> _REQUIRED TASK_
Your task is to give the number of lines in the listing that include "vano", and nothing else.

> _STORED RECORDS_

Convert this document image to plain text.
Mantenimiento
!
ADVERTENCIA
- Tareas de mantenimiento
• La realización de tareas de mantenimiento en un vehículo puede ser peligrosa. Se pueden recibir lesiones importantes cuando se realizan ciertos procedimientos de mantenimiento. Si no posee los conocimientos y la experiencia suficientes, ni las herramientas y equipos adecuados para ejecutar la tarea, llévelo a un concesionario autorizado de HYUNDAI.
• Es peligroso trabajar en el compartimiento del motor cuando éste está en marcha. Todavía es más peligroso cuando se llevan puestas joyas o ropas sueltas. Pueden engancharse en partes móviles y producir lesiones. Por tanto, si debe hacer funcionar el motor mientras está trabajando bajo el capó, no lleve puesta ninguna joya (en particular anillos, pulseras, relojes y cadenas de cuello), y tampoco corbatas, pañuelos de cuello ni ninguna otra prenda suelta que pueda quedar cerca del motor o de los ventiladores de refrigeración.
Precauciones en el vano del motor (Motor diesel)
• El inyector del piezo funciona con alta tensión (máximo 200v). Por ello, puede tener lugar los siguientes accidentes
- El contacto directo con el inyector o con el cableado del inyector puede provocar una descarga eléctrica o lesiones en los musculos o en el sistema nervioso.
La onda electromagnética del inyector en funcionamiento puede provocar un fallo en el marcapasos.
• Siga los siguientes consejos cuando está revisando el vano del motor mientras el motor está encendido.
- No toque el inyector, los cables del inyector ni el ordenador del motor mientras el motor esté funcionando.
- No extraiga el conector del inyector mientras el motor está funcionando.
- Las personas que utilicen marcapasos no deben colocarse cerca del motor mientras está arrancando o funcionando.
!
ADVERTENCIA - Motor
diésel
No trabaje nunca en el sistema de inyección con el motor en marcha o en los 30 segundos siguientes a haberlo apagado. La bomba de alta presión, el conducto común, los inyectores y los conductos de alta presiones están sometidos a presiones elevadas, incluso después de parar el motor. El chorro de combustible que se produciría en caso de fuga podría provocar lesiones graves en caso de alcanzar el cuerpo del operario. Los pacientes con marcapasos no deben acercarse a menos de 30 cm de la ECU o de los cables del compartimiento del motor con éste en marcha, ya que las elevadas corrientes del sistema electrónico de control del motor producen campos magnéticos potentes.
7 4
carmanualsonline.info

> _TASK OUTPUT_
2